GOAL
All entries must be repeated exactly; do not include the pictures.

DATA LISTING

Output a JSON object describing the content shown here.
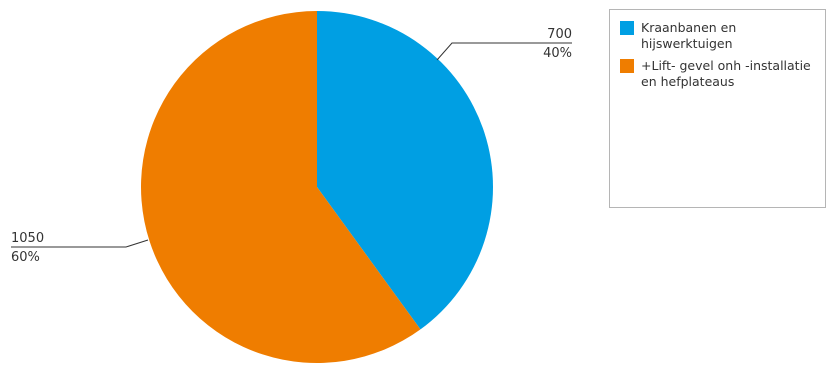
{
  "chart_data": {
    "type": "pie",
    "title": "",
    "slices": [
      {
        "label": "Kraanbanen en hijswerktuigen",
        "value": 700,
        "value_text": "700",
        "percent_text": "40%",
        "color": "#009fe3"
      },
      {
        "label": "+Lift- gevel onh -installatie en hefplateaus",
        "value": 1050,
        "value_text": "1050",
        "percent_text": "60%",
        "color": "#ef7d00"
      }
    ],
    "start_direction": "top",
    "direction": "clockwise",
    "legend_position": "right"
  }
}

FULL SOLUTION
Output a JSON object describing the content shown here.
{
  "chart_data": {
    "type": "pie",
    "title": "",
    "slices": [
      {
        "label": "Kraanbanen en hijswerktuigen",
        "value": 700,
        "value_text": "700",
        "percent_text": "40%",
        "color": "#009fe3"
      },
      {
        "label": "+Lift- gevel onh -installatie en hefplateaus",
        "value": 1050,
        "value_text": "1050",
        "percent_text": "60%",
        "color": "#ef7d00"
      }
    ],
    "start_direction": "top",
    "direction": "clockwise",
    "legend_position": "right"
  }
}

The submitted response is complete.